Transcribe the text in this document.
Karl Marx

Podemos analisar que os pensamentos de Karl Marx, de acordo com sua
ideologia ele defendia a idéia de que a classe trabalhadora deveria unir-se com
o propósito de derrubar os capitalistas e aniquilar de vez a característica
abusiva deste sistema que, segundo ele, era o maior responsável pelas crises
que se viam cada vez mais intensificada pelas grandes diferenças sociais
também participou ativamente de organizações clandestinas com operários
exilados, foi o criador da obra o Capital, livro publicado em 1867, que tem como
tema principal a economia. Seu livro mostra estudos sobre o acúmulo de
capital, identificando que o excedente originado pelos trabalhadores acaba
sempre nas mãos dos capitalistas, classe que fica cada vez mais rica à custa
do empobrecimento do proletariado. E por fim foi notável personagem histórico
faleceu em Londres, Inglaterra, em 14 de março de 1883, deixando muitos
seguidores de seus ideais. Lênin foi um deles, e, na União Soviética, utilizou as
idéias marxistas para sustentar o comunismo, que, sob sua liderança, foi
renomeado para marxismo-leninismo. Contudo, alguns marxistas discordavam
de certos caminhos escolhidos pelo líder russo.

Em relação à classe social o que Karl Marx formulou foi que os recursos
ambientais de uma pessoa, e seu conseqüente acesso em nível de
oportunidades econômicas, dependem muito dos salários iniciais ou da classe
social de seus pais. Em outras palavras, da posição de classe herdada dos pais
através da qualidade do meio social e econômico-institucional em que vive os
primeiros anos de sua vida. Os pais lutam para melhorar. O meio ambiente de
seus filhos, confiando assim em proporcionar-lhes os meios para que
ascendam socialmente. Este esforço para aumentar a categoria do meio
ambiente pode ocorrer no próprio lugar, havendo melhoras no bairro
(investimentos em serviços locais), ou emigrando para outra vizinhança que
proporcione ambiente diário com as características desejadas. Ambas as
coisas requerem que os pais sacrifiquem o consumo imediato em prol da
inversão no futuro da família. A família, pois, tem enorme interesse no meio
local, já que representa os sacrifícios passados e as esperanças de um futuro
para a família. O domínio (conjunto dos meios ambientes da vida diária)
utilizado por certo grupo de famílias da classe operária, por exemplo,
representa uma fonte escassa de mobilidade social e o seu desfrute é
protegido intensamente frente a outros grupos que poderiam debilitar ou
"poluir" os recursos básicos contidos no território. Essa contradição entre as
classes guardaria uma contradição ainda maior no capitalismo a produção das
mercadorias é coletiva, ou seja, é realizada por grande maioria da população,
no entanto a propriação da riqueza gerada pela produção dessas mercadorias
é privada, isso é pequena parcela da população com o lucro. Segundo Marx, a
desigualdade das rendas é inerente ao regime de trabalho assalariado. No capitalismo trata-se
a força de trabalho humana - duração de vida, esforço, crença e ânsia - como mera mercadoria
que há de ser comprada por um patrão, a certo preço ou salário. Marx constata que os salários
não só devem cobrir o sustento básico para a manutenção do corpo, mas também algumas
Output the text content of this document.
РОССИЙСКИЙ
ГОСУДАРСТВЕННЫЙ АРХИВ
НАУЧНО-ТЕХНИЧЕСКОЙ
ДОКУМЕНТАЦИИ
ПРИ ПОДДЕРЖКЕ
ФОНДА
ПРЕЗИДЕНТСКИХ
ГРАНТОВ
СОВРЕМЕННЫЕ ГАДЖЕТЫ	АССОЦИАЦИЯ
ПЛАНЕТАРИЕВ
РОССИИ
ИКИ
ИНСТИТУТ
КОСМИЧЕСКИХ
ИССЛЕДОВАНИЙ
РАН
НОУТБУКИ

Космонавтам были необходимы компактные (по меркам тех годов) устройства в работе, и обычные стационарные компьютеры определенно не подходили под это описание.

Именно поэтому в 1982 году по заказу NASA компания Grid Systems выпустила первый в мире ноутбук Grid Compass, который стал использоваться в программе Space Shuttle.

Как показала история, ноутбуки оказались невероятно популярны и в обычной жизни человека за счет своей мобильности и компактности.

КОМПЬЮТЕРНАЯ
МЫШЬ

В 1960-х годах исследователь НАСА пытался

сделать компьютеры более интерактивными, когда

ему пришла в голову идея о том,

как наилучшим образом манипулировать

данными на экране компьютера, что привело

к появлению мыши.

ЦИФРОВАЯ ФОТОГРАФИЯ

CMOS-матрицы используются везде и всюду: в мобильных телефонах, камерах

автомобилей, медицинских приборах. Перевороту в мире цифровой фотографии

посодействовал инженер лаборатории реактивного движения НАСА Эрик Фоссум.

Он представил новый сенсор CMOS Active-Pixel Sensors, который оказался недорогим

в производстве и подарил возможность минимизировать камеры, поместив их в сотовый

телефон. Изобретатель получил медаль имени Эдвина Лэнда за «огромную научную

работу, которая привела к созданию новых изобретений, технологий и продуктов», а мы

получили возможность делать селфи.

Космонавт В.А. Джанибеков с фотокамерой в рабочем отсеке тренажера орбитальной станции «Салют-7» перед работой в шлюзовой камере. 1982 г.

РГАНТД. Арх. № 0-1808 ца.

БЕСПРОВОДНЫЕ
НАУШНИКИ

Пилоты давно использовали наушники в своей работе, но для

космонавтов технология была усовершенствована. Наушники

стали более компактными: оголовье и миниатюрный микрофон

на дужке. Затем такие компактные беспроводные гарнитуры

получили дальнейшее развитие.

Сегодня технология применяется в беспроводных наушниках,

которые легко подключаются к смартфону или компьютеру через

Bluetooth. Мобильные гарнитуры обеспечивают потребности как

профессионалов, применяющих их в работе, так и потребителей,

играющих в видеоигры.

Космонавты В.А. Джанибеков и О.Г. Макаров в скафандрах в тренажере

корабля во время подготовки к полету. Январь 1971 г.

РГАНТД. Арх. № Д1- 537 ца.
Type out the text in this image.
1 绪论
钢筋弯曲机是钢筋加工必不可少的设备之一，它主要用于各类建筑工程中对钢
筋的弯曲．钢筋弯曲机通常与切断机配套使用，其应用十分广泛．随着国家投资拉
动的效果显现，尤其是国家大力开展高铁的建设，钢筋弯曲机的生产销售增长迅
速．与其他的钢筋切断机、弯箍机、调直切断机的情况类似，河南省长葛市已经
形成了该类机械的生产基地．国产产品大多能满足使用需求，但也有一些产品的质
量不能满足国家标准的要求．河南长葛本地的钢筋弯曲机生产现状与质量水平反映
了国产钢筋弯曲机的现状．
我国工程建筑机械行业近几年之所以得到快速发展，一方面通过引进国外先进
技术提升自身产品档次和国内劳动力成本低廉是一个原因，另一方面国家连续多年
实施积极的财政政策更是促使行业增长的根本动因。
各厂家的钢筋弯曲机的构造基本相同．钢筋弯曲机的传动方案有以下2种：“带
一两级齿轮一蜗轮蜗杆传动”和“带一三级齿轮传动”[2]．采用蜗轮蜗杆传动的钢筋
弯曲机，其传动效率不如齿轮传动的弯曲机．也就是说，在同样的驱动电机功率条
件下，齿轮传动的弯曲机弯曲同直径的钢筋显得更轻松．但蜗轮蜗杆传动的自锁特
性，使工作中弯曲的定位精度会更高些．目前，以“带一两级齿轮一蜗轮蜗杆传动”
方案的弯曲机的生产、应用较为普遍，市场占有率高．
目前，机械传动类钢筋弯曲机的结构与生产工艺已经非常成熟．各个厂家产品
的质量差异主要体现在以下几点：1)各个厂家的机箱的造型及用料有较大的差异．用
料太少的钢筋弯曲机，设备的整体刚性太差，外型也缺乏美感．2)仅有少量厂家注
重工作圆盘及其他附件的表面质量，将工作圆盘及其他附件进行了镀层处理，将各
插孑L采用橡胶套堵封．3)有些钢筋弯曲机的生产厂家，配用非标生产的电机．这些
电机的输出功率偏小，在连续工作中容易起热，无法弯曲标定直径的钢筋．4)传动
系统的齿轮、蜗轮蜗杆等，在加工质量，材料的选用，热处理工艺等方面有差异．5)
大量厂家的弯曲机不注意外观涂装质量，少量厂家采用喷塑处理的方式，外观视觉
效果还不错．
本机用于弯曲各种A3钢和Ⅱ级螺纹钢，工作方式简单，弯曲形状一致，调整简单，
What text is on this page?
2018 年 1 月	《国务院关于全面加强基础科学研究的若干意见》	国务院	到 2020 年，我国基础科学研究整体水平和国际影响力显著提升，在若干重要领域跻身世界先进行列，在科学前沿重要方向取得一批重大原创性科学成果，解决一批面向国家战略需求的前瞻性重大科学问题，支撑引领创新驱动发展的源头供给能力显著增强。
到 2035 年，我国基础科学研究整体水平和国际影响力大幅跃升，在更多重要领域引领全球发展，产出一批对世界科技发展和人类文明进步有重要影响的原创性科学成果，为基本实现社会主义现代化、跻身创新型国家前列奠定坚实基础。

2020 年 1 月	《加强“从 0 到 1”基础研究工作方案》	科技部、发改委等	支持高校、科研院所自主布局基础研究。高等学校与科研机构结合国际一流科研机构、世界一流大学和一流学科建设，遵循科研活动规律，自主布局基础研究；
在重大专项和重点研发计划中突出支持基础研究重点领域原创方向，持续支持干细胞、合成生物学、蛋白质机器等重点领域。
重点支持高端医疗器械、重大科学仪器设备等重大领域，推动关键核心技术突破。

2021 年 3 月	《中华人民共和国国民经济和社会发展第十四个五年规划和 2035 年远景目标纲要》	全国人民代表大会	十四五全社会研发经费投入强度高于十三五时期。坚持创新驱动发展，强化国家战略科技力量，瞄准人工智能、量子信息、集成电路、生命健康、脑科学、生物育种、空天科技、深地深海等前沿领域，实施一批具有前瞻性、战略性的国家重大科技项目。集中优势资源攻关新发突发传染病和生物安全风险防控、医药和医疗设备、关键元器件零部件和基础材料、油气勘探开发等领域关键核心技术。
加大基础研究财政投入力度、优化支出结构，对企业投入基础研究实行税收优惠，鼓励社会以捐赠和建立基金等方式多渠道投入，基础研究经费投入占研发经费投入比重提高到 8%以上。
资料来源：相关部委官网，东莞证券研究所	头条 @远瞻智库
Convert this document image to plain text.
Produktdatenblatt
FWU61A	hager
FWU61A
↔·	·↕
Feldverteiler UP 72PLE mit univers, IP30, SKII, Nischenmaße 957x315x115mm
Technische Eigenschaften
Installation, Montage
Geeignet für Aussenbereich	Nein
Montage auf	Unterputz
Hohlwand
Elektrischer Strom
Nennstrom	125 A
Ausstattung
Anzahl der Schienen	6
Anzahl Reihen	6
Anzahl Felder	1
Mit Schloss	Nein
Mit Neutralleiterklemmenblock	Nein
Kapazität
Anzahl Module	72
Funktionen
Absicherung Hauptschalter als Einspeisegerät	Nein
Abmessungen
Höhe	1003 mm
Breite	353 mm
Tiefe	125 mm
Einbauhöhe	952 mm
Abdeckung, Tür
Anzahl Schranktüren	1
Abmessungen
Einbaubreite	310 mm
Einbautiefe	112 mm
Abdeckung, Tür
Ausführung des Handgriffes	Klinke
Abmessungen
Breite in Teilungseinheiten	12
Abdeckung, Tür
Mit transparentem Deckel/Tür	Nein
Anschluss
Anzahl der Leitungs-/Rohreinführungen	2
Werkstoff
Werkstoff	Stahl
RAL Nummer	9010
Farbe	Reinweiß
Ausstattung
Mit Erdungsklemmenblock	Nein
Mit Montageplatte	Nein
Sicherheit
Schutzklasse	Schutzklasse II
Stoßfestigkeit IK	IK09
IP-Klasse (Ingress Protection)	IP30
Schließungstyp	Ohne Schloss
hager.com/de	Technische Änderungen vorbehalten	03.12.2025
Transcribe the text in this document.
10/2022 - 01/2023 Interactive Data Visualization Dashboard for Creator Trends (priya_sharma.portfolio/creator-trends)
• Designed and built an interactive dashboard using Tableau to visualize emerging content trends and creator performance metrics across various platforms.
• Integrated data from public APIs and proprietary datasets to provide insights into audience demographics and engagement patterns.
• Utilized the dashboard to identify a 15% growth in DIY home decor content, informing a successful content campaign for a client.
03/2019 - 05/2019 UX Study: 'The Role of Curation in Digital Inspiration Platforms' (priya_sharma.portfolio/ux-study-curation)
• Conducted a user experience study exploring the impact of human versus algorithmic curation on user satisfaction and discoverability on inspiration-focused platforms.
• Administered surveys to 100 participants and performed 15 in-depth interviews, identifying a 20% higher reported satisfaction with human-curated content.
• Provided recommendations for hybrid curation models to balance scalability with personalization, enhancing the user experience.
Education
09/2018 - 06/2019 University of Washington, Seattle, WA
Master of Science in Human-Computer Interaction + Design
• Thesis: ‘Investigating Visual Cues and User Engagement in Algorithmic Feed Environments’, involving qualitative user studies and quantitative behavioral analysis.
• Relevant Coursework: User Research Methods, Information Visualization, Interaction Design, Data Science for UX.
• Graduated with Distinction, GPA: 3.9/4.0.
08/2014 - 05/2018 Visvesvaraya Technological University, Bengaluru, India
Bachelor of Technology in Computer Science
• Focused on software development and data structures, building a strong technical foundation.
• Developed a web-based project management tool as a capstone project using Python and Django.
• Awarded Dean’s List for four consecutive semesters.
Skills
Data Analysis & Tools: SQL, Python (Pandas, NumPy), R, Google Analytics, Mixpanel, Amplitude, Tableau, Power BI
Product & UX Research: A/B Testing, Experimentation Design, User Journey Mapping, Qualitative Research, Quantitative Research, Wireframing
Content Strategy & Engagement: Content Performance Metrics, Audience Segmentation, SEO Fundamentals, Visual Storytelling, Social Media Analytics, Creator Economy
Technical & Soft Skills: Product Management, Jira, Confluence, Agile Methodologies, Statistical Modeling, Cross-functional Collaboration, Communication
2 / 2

• [DO THIS]
Extract every line that has the string "pais" in it.

• [EXPECTED ANSWER]
social de seus pais. Em outras palavras, da posição de classe herdada dos pais
primeiros anos de sua vida. Os pais lutam para melhorar. O meio ambiente de
coisas requerem que os pais sacrifiquem o consumo imediato em prol da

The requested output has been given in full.